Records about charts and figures
::::::::

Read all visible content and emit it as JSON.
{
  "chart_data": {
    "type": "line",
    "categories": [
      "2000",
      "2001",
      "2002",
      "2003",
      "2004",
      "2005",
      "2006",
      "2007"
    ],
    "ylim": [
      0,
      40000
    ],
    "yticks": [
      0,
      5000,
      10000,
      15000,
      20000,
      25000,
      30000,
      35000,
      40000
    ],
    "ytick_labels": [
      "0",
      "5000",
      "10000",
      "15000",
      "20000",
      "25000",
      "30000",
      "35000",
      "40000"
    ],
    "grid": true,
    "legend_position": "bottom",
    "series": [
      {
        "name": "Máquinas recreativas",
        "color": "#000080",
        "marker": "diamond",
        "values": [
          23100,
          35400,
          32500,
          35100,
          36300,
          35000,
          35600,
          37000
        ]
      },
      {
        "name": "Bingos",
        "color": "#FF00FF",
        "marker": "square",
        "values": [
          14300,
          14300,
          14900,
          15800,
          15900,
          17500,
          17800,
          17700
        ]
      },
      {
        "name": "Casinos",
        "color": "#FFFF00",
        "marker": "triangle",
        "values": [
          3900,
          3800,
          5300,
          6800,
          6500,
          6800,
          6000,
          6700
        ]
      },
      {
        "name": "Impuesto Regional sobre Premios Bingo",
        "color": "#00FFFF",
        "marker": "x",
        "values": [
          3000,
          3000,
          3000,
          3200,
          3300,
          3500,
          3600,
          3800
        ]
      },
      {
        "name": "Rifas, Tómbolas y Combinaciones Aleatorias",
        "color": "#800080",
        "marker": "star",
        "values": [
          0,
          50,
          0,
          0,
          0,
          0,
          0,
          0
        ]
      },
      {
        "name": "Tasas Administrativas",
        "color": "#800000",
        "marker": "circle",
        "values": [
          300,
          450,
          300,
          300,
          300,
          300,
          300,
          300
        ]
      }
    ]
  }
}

::::::::

» DIRECTIONS: Extract the data exactly as given.

» RESPONSE:
Read all visible content and emit it as JSON.
{
  "chart_data": {
    "type": "line",
    "categories": [
      "2000",
      "2001",
      "2002",
      "2003",
      "2004",
      "2005",
      "2006",
      "2007"
    ],
    "ylim": [
      0,
      40000
    ],
    "yticks": [
      0,
      5000,
      10000,
      15000,
      20000,
      25000,
      30000,
      35000,
      40000
    ],
    "ytick_labels": [
      "0",
      "5000",
      "10000",
      "15000",
      "20000",
      "25000",
      "30000",
      "35000",
      "40000"
    ],
    "grid": true,
    "legend_position": "bottom",
    "series": [
      {
        "name": "Máquinas recreativas",
        "color": "#000080",
        "marker": "diamond",
        "values": [
          23100,
          35400,
          32500,
          35100,
          36300,
          35000,
          35600,
          37000
        ]
      },
      {
        "name": "Bingos",
        "color": "#FF00FF",
        "marker": "square",
        "values": [
          14300,
          14300,
          14900,
          15800,
          15900,
          17500,
          17800,
          17700
        ]
      },
      {
        "name": "Casinos",
        "color": "#FFFF00",
        "marker": "triangle",
        "values": [
          3900,
          3800,
          5300,
          6800,
          6500,
          6800,
          6000,
          6700
        ]
      },
      {
        "name": "Impuesto Regional sobre Premios Bingo",
        "color": "#00FFFF",
        "marker": "x",
        "values": [
          3000,
          3000,
          3000,
          3200,
          3300,
          3500,
          3600,
          3800
        ]
      },
      {
        "name": "Rifas, Tómbolas y Combinaciones Aleatorias",
        "color": "#800080",
        "marker": "star",
        "values": [
          0,
          50,
          0,
          0,
          0,
          0,
          0,
          0
        ]
      },
      {
        "name": "Tasas Administrativas",
        "color": "#800000",
        "marker": "circle",
        "values": [
          300,
          450,
          300,
          300,
          300,
          300,
          300,
          300
        ]
      }
    ]
  }
}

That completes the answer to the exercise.